• _Short exercise_:
Keep the images out and copy every entry below exactly.

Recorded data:
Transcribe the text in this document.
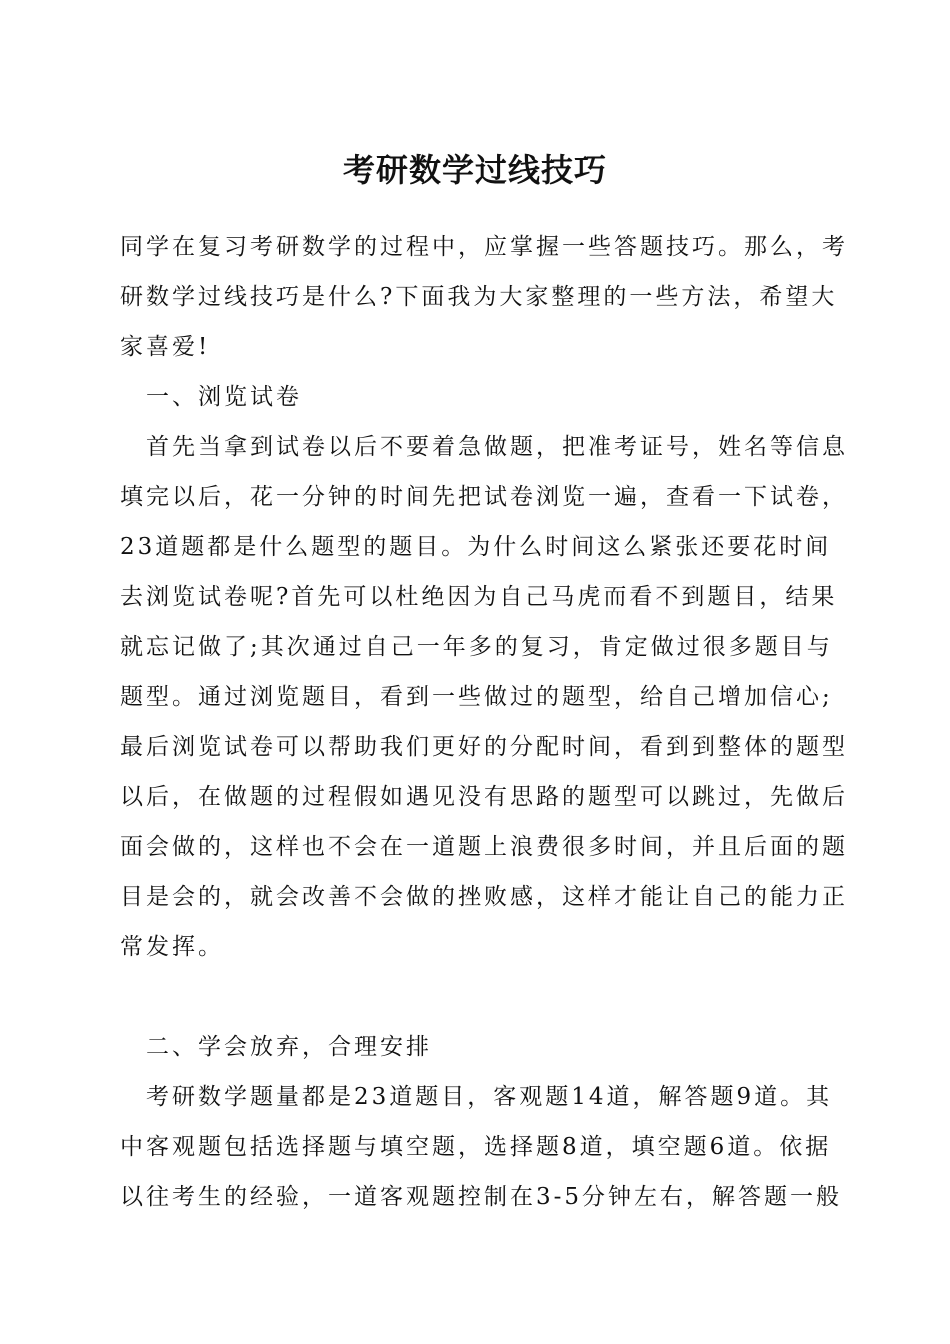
考研数学过线技巧
同学在复习考研数学的过程中，应掌握一些答题技巧。那么，考
研数学过线技巧是什么?下面我为大家整理的一些方法，希望大
家喜爱!
　一、浏览试卷
　首先当拿到试卷以后不要着急做题，把准考证号，姓名等信息
填完以后，花一分钟的时间先把试卷浏览一遍，查看一下试卷，
23道题都是什么题型的题目。为什么时间这么紧张还要花时间
去浏览试卷呢?首先可以杜绝因为自己马虎而看不到题目，结果
就忘记做了;其次通过自己一年多的复习，肯定做过很多题目与
题型。通过浏览题目，看到一些做过的题型，给自己增加信心;
最后浏览试卷可以帮助我们更好的分配时间，看到到整体的题型
以后，在做题的过程假如遇见没有思路的题型可以跳过，先做后
面会做的，这样也不会在一道题上浪费很多时间，并且后面的题
目是会的，就会改善不会做的挫败感，这样才能让自己的能力正
常发挥。
　二、学会放弃，合理安排
　考研数学题量都是23道题目，客观题14道，解答题9道。其
中客观题包括选择题与填空题，选择题8道，填空题6道。依据
以往考生的经验，一道客观题控制在3-5分钟左右，解答题一般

• _Response for this exercise_:
Transcribe the text in this document.
考研数学过线技巧
同学在复习考研数学的过程中，应掌握一些答题技巧。那么，考
研数学过线技巧是什么?下面我为大家整理的一些方法，希望大
家喜爱!
　一、浏览试卷
　首先当拿到试卷以后不要着急做题，把准考证号，姓名等信息
填完以后，花一分钟的时间先把试卷浏览一遍，查看一下试卷，
23道题都是什么题型的题目。为什么时间这么紧张还要花时间
去浏览试卷呢?首先可以杜绝因为自己马虎而看不到题目，结果
就忘记做了;其次通过自己一年多的复习，肯定做过很多题目与
题型。通过浏览题目，看到一些做过的题型，给自己增加信心;
最后浏览试卷可以帮助我们更好的分配时间，看到到整体的题型
以后，在做题的过程假如遇见没有思路的题型可以跳过，先做后
面会做的，这样也不会在一道题上浪费很多时间，并且后面的题
目是会的，就会改善不会做的挫败感，这样才能让自己的能力正
常发挥。
　二、学会放弃，合理安排
　考研数学题量都是23道题目，客观题14道，解答题9道。其
中客观题包括选择题与填空题，选择题8道，填空题6道。依据
以往考生的经验，一道客观题控制在3-5分钟左右，解答题一般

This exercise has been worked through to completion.